Exercise requirements
Locate the word "Marginal" in the data below, then copy every line that holds it.

Source records
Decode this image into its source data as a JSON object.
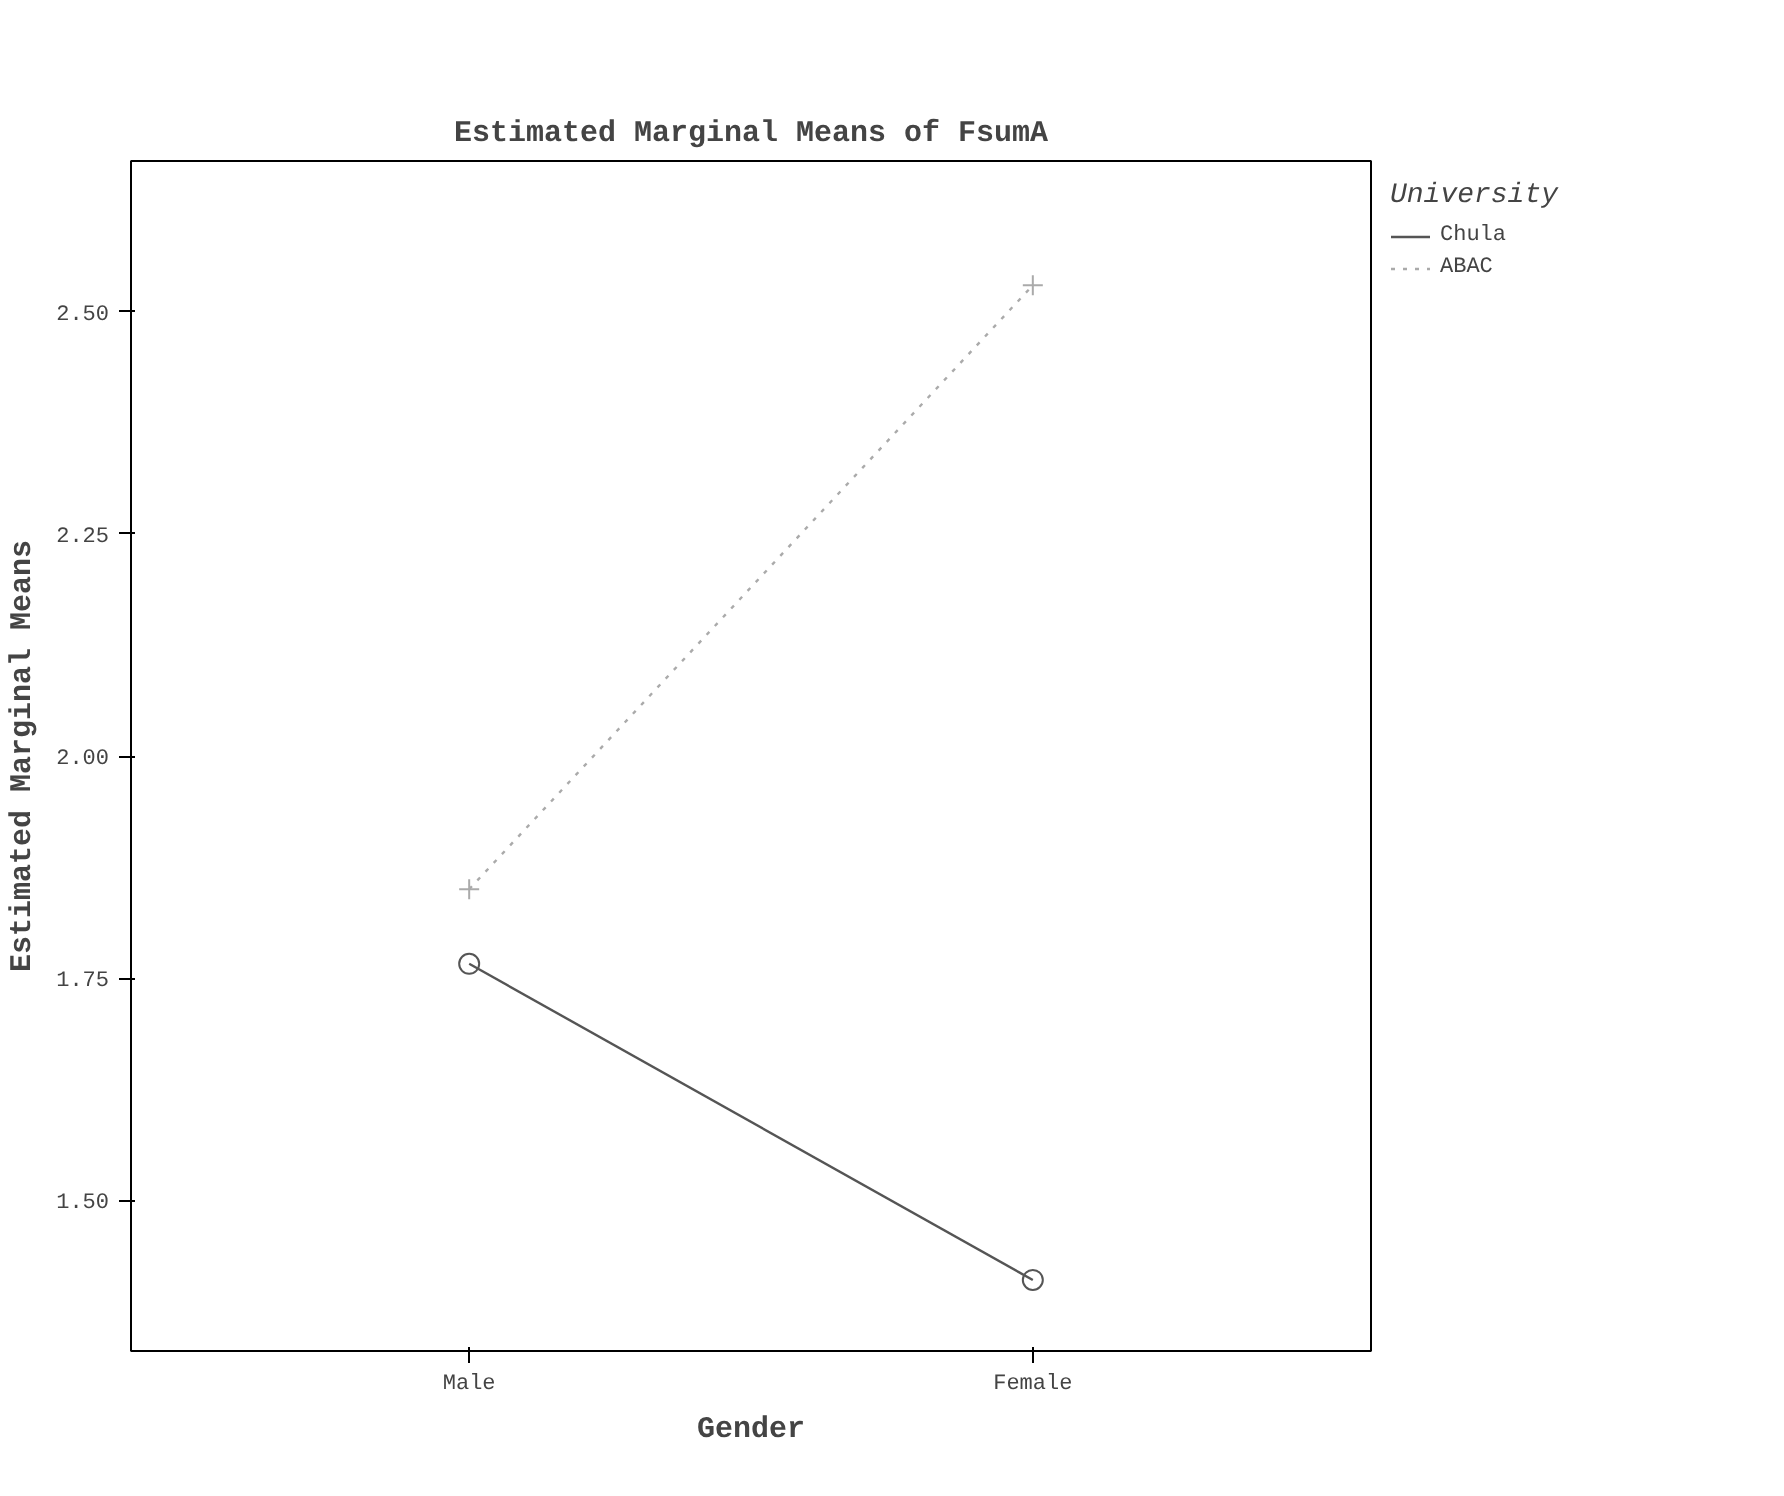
{
  "chart_data": {
    "type": "line",
    "title": "Estimated Marginal Means of FsumA",
    "xlabel": "Gender",
    "ylabel": "Estimated Marginal Means",
    "legend_title": "University",
    "categories": [
      "Male",
      "Female"
    ],
    "series": [
      {
        "name": "Chula",
        "color": "#555555",
        "values": [
          1.766,
          1.41
        ],
        "marker": "circle",
        "line_style": "solid"
      },
      {
        "name": "ABAC",
        "color": "#aaaaaa",
        "values": [
          1.85,
          2.53
        ],
        "marker": "cross",
        "line_style": "dotted"
      }
    ],
    "ylim": [
      1.33,
      2.67
    ],
    "yticks": [
      {
        "value": 1.5,
        "label": "1.50"
      },
      {
        "value": 1.75,
        "label": "1.75"
      },
      {
        "value": 2.0,
        "label": "2.00"
      },
      {
        "value": 2.25,
        "label": "2.25"
      },
      {
        "value": 2.5,
        "label": "2.50"
      }
    ],
    "grid": false,
    "legend": "top right"
  }
}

Solution for this exercise
    "title": "Estimated Marginal Means of FsumA",
    "ylabel": "Estimated Marginal Means",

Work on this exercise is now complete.